### PROBLEM REQUIREMENTS
Which lines in the data below contain the word "Bezug"? Copy each of them.

### SUPPLIED INFORMATION
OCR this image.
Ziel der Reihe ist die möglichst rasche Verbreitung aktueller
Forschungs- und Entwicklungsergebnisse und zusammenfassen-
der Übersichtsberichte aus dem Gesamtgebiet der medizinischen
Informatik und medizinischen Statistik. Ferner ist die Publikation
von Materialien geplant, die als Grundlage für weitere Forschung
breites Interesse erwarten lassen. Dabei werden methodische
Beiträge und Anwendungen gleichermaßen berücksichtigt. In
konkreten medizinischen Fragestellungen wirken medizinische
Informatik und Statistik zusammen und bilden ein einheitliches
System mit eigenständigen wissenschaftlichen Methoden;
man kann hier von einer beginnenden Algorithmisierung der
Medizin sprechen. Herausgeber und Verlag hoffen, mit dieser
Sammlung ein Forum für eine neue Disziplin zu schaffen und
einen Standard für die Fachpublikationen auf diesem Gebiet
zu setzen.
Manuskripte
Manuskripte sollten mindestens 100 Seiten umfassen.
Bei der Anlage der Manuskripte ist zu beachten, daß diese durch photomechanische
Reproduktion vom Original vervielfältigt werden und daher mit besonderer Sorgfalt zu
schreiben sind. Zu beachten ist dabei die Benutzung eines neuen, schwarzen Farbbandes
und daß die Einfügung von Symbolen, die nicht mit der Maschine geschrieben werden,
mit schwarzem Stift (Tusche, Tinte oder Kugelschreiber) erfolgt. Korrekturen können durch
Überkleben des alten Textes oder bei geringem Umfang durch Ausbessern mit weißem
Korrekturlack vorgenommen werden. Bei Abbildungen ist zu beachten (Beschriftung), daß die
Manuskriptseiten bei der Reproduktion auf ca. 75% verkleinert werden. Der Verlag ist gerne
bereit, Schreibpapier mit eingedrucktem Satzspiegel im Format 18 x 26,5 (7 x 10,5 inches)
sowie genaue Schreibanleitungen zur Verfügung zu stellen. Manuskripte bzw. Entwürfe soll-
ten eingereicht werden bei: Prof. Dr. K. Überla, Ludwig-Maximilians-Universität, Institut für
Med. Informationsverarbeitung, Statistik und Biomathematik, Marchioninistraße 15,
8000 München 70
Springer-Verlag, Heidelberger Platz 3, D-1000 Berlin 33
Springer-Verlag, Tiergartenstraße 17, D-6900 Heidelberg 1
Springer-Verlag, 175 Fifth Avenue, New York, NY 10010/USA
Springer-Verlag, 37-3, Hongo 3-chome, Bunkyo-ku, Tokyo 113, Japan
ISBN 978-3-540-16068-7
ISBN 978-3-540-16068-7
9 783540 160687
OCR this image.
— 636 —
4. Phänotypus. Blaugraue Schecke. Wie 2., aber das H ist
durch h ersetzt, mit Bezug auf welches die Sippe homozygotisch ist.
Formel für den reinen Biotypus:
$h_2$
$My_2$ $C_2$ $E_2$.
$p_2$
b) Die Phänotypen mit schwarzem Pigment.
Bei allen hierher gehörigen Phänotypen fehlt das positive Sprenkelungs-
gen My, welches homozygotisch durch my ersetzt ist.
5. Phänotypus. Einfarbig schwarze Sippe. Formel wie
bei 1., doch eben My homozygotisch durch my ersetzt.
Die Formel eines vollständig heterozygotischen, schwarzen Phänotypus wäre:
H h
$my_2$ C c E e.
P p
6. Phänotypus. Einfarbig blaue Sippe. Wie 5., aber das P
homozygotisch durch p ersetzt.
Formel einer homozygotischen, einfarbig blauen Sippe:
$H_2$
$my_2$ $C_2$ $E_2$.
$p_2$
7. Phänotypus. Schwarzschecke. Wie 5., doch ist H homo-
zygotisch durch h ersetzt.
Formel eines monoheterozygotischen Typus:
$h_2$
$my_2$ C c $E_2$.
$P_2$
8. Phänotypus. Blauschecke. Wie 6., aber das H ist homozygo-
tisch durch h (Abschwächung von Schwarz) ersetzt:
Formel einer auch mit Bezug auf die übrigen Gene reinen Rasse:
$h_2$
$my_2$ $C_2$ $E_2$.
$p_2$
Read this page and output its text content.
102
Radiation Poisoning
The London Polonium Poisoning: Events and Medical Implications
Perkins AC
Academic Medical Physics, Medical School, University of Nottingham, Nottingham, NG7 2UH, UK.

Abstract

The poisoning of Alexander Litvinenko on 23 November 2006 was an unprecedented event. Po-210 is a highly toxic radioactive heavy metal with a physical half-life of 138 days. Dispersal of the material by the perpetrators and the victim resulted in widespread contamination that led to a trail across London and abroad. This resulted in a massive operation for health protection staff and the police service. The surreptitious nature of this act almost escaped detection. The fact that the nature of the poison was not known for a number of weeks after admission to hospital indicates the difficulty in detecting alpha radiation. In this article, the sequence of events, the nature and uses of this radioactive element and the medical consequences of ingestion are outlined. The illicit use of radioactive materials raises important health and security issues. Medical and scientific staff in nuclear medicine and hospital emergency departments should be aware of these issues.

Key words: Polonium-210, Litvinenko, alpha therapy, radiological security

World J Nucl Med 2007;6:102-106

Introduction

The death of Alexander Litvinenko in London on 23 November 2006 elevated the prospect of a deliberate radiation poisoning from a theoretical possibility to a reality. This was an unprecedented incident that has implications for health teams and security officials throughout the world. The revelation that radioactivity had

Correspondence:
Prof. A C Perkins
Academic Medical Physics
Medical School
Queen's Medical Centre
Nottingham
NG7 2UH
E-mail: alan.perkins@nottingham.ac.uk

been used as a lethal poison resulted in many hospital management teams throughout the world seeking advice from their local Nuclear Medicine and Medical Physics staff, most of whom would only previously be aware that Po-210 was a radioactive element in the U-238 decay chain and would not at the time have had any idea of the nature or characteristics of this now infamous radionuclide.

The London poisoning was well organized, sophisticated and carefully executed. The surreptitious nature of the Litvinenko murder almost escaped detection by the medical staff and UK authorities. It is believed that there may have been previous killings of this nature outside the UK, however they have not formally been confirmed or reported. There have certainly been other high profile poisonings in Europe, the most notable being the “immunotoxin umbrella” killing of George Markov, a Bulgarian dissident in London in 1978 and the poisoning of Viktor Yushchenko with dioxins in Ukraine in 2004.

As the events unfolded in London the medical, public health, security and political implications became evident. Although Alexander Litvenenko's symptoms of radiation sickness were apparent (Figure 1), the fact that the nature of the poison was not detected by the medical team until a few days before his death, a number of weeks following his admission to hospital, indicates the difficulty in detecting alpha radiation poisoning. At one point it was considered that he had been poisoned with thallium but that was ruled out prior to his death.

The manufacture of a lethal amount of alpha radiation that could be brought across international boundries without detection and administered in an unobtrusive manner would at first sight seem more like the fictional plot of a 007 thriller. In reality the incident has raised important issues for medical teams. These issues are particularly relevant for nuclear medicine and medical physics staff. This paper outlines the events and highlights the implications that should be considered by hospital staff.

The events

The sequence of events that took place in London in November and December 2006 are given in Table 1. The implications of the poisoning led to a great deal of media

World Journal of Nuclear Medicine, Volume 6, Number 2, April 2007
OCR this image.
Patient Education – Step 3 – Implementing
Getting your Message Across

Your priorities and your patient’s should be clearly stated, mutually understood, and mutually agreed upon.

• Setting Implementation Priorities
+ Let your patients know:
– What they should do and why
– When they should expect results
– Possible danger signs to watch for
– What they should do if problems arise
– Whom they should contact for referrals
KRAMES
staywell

### RESULT OF THIS EXERCISE
durch h ersetzt, mit Bezug auf welches die Sippe homozygotisch ist.
Formel einer auch mit Bezug auf die übrigen Gene reinen Rasse:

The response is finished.